__Task to carry out__: Pull every line holding the string "What" from the records below.

::: Given information :::

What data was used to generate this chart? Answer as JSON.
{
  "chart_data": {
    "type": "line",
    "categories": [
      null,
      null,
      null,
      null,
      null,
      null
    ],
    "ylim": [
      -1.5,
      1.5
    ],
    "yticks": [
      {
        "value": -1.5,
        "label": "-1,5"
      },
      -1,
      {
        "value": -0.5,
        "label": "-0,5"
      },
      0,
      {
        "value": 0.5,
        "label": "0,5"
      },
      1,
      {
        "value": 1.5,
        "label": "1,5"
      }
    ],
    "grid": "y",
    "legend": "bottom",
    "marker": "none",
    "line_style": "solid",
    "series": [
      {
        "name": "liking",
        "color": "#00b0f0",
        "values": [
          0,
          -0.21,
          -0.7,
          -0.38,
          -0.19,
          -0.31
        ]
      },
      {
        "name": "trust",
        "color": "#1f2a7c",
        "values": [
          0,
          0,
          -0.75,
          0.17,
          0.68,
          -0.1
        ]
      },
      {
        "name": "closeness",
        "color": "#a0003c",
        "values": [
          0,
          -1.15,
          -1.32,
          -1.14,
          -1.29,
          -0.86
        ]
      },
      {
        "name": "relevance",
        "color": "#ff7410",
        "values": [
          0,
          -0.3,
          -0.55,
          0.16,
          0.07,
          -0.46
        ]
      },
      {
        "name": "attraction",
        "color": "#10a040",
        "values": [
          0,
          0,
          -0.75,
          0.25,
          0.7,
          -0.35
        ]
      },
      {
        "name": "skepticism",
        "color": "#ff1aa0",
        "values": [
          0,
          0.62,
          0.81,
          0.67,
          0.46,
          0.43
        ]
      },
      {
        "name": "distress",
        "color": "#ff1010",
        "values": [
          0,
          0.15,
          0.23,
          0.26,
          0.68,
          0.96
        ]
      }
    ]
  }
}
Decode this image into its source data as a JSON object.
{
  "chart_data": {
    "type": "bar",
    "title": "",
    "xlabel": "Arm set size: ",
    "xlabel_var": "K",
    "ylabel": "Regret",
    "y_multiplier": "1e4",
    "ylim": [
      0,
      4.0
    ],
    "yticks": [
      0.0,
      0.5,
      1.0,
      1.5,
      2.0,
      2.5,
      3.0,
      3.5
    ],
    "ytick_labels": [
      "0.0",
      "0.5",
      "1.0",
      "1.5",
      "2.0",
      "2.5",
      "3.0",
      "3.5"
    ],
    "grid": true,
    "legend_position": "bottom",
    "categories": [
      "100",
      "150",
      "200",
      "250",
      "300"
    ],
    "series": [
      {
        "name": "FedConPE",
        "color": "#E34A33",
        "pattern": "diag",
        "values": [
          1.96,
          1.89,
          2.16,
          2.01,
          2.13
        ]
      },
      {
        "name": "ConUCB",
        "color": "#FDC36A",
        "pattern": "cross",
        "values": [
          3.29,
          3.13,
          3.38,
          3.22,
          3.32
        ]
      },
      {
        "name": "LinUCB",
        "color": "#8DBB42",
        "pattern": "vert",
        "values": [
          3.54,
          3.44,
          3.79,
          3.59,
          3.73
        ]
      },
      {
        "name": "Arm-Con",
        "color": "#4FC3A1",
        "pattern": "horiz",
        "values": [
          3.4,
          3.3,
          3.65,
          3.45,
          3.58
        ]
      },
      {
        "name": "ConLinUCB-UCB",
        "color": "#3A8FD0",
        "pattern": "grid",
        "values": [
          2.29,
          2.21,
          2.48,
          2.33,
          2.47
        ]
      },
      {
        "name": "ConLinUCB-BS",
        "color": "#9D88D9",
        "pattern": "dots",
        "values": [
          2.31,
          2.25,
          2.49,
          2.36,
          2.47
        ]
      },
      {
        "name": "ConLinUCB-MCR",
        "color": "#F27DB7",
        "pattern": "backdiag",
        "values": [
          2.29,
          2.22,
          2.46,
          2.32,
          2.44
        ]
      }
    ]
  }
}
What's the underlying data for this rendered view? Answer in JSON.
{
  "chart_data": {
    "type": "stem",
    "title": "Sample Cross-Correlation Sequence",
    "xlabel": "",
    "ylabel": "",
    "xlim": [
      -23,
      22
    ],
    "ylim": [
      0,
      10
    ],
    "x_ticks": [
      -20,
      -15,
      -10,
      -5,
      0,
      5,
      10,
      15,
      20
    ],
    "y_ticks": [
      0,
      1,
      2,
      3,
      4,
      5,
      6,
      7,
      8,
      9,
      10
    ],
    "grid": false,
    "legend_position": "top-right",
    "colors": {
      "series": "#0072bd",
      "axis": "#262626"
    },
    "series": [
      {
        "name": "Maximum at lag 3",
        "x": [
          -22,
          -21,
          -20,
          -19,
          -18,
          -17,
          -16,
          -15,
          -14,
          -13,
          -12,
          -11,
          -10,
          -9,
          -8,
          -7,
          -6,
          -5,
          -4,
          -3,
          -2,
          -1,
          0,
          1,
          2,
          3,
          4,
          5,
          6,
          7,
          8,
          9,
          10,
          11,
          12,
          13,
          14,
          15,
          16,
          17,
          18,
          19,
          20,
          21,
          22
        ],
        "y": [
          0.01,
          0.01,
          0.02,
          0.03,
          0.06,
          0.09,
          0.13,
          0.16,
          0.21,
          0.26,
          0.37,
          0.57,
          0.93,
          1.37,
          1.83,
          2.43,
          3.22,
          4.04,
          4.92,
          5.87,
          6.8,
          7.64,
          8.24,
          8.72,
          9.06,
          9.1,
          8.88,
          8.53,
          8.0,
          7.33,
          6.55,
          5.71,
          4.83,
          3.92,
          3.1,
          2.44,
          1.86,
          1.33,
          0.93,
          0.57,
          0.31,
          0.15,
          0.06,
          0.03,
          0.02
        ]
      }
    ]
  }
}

:::

__Answer to this problem__:
What data was used to generate this chart? Answer as JSON.
What's the underlying data for this rendered view? Answer in JSON.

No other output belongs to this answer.